▶ [Aim of the task]
Exactly reproduce the lines that follow.

Dataset entries on figures
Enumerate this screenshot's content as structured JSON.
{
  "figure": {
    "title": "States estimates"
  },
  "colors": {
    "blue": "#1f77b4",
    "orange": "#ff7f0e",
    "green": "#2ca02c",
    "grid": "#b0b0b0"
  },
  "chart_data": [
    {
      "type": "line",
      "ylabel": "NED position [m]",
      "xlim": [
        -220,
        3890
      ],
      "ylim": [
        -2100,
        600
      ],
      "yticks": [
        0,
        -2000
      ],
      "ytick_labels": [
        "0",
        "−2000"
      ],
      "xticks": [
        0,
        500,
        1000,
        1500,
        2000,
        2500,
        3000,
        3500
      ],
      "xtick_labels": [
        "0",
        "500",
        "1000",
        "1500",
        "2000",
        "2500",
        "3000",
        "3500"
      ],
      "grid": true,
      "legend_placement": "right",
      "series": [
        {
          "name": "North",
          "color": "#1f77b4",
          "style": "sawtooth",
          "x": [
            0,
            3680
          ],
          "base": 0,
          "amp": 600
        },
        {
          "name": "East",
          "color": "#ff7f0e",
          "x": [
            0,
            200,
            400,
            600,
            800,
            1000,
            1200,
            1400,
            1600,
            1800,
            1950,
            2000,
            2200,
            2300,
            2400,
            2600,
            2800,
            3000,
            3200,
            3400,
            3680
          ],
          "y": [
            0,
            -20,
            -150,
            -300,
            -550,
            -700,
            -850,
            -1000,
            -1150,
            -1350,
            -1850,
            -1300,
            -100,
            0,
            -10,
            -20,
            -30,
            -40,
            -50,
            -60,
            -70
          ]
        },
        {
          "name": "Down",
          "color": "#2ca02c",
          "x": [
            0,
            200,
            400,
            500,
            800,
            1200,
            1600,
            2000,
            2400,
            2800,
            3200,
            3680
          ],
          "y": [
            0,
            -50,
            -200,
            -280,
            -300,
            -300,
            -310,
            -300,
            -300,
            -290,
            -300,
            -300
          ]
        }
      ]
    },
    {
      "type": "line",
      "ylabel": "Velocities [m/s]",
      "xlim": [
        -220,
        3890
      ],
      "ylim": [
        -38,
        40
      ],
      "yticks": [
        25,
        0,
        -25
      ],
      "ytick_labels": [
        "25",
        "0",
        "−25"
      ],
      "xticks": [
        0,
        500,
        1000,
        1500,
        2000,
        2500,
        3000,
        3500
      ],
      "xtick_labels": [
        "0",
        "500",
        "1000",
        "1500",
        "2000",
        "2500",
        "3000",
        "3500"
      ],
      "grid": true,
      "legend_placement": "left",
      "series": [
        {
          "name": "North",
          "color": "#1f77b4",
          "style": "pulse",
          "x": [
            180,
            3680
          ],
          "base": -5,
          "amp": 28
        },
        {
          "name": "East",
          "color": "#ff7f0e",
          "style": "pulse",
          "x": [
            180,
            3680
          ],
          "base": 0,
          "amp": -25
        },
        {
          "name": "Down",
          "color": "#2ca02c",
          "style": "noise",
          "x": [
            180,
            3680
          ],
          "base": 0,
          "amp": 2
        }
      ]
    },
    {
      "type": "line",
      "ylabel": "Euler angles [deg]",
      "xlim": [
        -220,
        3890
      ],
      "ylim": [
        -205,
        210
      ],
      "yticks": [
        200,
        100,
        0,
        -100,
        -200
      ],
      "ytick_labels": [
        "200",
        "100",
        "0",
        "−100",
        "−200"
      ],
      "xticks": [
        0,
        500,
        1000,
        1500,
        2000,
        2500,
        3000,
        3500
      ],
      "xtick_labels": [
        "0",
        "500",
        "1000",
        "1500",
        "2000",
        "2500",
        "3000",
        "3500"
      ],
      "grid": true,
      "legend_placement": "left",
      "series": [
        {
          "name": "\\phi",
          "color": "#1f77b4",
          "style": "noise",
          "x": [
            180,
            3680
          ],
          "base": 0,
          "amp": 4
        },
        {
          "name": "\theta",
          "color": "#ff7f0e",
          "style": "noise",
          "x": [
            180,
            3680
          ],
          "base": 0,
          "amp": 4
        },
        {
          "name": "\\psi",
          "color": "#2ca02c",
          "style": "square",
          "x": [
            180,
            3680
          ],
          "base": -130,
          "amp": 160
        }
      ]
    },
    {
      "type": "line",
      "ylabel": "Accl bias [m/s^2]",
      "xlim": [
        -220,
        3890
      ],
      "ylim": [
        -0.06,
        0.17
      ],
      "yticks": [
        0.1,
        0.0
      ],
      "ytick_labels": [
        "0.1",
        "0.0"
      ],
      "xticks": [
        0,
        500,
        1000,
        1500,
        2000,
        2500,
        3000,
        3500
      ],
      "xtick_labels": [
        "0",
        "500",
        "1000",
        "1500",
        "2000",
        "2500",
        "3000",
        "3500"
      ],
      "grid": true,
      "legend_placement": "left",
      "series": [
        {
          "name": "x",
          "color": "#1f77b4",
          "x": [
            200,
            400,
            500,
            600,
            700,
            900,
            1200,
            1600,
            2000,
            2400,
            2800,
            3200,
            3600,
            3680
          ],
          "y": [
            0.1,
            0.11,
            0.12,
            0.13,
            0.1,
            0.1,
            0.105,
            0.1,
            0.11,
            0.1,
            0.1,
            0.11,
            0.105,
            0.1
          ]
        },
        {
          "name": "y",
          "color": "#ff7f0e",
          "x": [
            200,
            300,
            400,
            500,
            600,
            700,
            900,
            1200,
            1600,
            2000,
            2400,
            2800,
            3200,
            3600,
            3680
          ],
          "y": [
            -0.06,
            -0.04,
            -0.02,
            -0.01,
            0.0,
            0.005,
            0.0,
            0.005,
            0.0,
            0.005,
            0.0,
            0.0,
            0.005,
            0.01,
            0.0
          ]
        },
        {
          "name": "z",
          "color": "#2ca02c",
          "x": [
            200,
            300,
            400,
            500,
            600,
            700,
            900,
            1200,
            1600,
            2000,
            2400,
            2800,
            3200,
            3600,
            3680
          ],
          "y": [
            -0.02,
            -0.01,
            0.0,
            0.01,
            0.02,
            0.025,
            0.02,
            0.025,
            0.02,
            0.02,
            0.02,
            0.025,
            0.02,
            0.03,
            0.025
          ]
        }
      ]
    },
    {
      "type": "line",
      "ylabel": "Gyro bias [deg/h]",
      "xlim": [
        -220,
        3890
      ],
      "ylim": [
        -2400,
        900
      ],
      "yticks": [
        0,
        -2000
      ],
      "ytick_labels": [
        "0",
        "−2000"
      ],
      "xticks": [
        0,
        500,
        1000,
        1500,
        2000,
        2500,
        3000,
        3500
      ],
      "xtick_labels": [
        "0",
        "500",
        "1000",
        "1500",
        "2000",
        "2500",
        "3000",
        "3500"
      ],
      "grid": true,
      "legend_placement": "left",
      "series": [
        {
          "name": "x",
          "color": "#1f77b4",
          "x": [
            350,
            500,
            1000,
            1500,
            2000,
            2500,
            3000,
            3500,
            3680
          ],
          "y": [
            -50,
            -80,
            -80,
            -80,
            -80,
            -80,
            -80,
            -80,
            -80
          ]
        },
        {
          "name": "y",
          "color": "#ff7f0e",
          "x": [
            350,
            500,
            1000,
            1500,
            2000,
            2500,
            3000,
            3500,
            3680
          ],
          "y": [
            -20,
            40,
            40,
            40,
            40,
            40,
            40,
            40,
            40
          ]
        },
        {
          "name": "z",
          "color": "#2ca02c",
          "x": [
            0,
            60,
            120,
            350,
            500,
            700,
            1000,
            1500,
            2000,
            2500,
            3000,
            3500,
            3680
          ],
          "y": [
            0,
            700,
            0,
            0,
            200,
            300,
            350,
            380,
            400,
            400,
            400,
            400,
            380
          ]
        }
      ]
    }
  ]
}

▶ [Task result]
Enumerate this screenshot's content as structured JSON.
{
  "figure": {
    "title": "States estimates"
  },
  "colors": {
    "blue": "#1f77b4",
    "orange": "#ff7f0e",
    "green": "#2ca02c",
    "grid": "#b0b0b0"
  },
  "chart_data": [
    {
      "type": "line",
      "ylabel": "NED position [m]",
      "xlim": [
        -220,
        3890
      ],
      "ylim": [
        -2100,
        600
      ],
      "yticks": [
        0,
        -2000
      ],
      "ytick_labels": [
        "0",
        "−2000"
      ],
      "xticks": [
        0,
        500,
        1000,
        1500,
        2000,
        2500,
        3000,
        3500
      ],
      "xtick_labels": [
        "0",
        "500",
        "1000",
        "1500",
        "2000",
        "2500",
        "3000",
        "3500"
      ],
      "grid": true,
      "legend_placement": "right",
      "series": [
        {
          "name": "North",
          "color": "#1f77b4",
          "style": "sawtooth",
          "x": [
            0,
            3680
          ],
          "base": 0,
          "amp": 600
        },
        {
          "name": "East",
          "color": "#ff7f0e",
          "x": [
            0,
            200,
            400,
            600,
            800,
            1000,
            1200,
            1400,
            1600,
            1800,
            1950,
            2000,
            2200,
            2300,
            2400,
            2600,
            2800,
            3000,
            3200,
            3400,
            3680
          ],
          "y": [
            0,
            -20,
            -150,
            -300,
            -550,
            -700,
            -850,
            -1000,
            -1150,
            -1350,
            -1850,
            -1300,
            -100,
            0,
            -10,
            -20,
            -30,
            -40,
            -50,
            -60,
            -70
          ]
        },
        {
          "name": "Down",
          "color": "#2ca02c",
          "x": [
            0,
            200,
            400,
            500,
            800,
            1200,
            1600,
            2000,
            2400,
            2800,
            3200,
            3680
          ],
          "y": [
            0,
            -50,
            -200,
            -280,
            -300,
            -300,
            -310,
            -300,
            -300,
            -290,
            -300,
            -300
          ]
        }
      ]
    },
    {
      "type": "line",
      "ylabel": "Velocities [m/s]",
      "xlim": [
        -220,
        3890
      ],
      "ylim": [
        -38,
        40
      ],
      "yticks": [
        25,
        0,
        -25
      ],
      "ytick_labels": [
        "25",
        "0",
        "−25"
      ],
      "xticks": [
        0,
        500,
        1000,
        1500,
        2000,
        2500,
        3000,
        3500
      ],
      "xtick_labels": [
        "0",
        "500",
        "1000",
        "1500",
        "2000",
        "2500",
        "3000",
        "3500"
      ],
      "grid": true,
      "legend_placement": "left",
      "series": [
        {
          "name": "North",
          "color": "#1f77b4",
          "style": "pulse",
          "x": [
            180,
            3680
          ],
          "base": -5,
          "amp": 28
        },
        {
          "name": "East",
          "color": "#ff7f0e",
          "style": "pulse",
          "x": [
            180,
            3680
          ],
          "base": 0,
          "amp": -25
        },
        {
          "name": "Down",
          "color": "#2ca02c",
          "style": "noise",
          "x": [
            180,
            3680
          ],
          "base": 0,
          "amp": 2
        }
      ]
    },
    {
      "type": "line",
      "ylabel": "Euler angles [deg]",
      "xlim": [
        -220,
        3890
      ],
      "ylim": [
        -205,
        210
      ],
      "yticks": [
        200,
        100,
        0,
        -100,
        -200
      ],
      "ytick_labels": [
        "200",
        "100",
        "0",
        "−100",
        "−200"
      ],
      "xticks": [
        0,
        500,
        1000,
        1500,
        2000,
        2500,
        3000,
        3500
      ],
      "xtick_labels": [
        "0",
        "500",
        "1000",
        "1500",
        "2000",
        "2500",
        "3000",
        "3500"
      ],
      "grid": true,
      "legend_placement": "left",
      "series": [
        {
          "name": "\\phi",
          "color": "#1f77b4",
          "style": "noise",
          "x": [
            180,
            3680
          ],
          "base": 0,
          "amp": 4
        },
        {
          "name": "\theta",
          "color": "#ff7f0e",
          "style": "noise",
          "x": [
            180,
            3680
          ],
          "base": 0,
          "amp": 4
        },
        {
          "name": "\\psi",
          "color": "#2ca02c",
          "style": "square",
          "x": [
            180,
            3680
          ],
          "base": -130,
          "amp": 160
        }
      ]
    },
    {
      "type": "line",
      "ylabel": "Accl bias [m/s^2]",
      "xlim": [
        -220,
        3890
      ],
      "ylim": [
        -0.06,
        0.17
      ],
      "yticks": [
        0.1,
        0.0
      ],
      "ytick_labels": [
        "0.1",
        "0.0"
      ],
      "xticks": [
        0,
        500,
        1000,
        1500,
        2000,
        2500,
        3000,
        3500
      ],
      "xtick_labels": [
        "0",
        "500",
        "1000",
        "1500",
        "2000",
        "2500",
        "3000",
        "3500"
      ],
      "grid": true,
      "legend_placement": "left",
      "series": [
        {
          "name": "x",
          "color": "#1f77b4",
          "x": [
            200,
            400,
            500,
            600,
            700,
            900,
            1200,
            1600,
            2000,
            2400,
            2800,
            3200,
            3600,
            3680
          ],
          "y": [
            0.1,
            0.11,
            0.12,
            0.13,
            0.1,
            0.1,
            0.105,
            0.1,
            0.11,
            0.1,
            0.1,
            0.11,
            0.105,
            0.1
          ]
        },
        {
          "name": "y",
          "color": "#ff7f0e",
          "x": [
            200,
            300,
            400,
            500,
            600,
            700,
            900,
            1200,
            1600,
            2000,
            2400,
            2800,
            3200,
            3600,
            3680
          ],
          "y": [
            -0.06,
            -0.04,
            -0.02,
            -0.01,
            0.0,
            0.005,
            0.0,
            0.005,
            0.0,
            0.005,
            0.0,
            0.0,
            0.005,
            0.01,
            0.0
          ]
        },
        {
          "name": "z",
          "color": "#2ca02c",
          "x": [
            200,
            300,
            400,
            500,
            600,
            700,
            900,
            1200,
            1600,
            2000,
            2400,
            2800,
            3200,
            3600,
            3680
          ],
          "y": [
            -0.02,
            -0.01,
            0.0,
            0.01,
            0.02,
            0.025,
            0.02,
            0.025,
            0.02,
            0.02,
            0.02,
            0.025,
            0.02,
            0.03,
            0.025
          ]
        }
      ]
    },
    {
      "type": "line",
      "ylabel": "Gyro bias [deg/h]",
      "xlim": [
        -220,
        3890
      ],
      "ylim": [
        -2400,
        900
      ],
      "yticks": [
        0,
        -2000
      ],
      "ytick_labels": [
        "0",
        "−2000"
      ],
      "xticks": [
        0,
        500,
        1000,
        1500,
        2000,
        2500,
        3000,
        3500
      ],
      "xtick_labels": [
        "0",
        "500",
        "1000",
        "1500",
        "2000",
        "2500",
        "3000",
        "3500"
      ],
      "grid": true,
      "legend_placement": "left",
      "series": [
        {
          "name": "x",
          "color": "#1f77b4",
          "x": [
            350,
            500,
            1000,
            1500,
            2000,
            2500,
            3000,
            3500,
            3680
          ],
          "y": [
            -50,
            -80,
            -80,
            -80,
            -80,
            -80,
            -80,
            -80,
            -80
          ]
        },
        {
          "name": "y",
          "color": "#ff7f0e",
          "x": [
            350,
            500,
            1000,
            1500,
            2000,
            2500,
            3000,
            3500,
            3680
          ],
          "y": [
            -20,
            40,
            40,
            40,
            40,
            40,
            40,
            40,
            40
          ]
        },
        {
          "name": "z",
          "color": "#2ca02c",
          "x": [
            0,
            60,
            120,
            350,
            500,
            700,
            1000,
            1500,
            2000,
            2500,
            3000,
            3500,
            3680
          ],
          "y": [
            0,
            700,
            0,
            0,
            200,
            300,
            350,
            380,
            400,
            400,
            400,
            400,
            380
          ]
        }
      ]
    }
  ]
}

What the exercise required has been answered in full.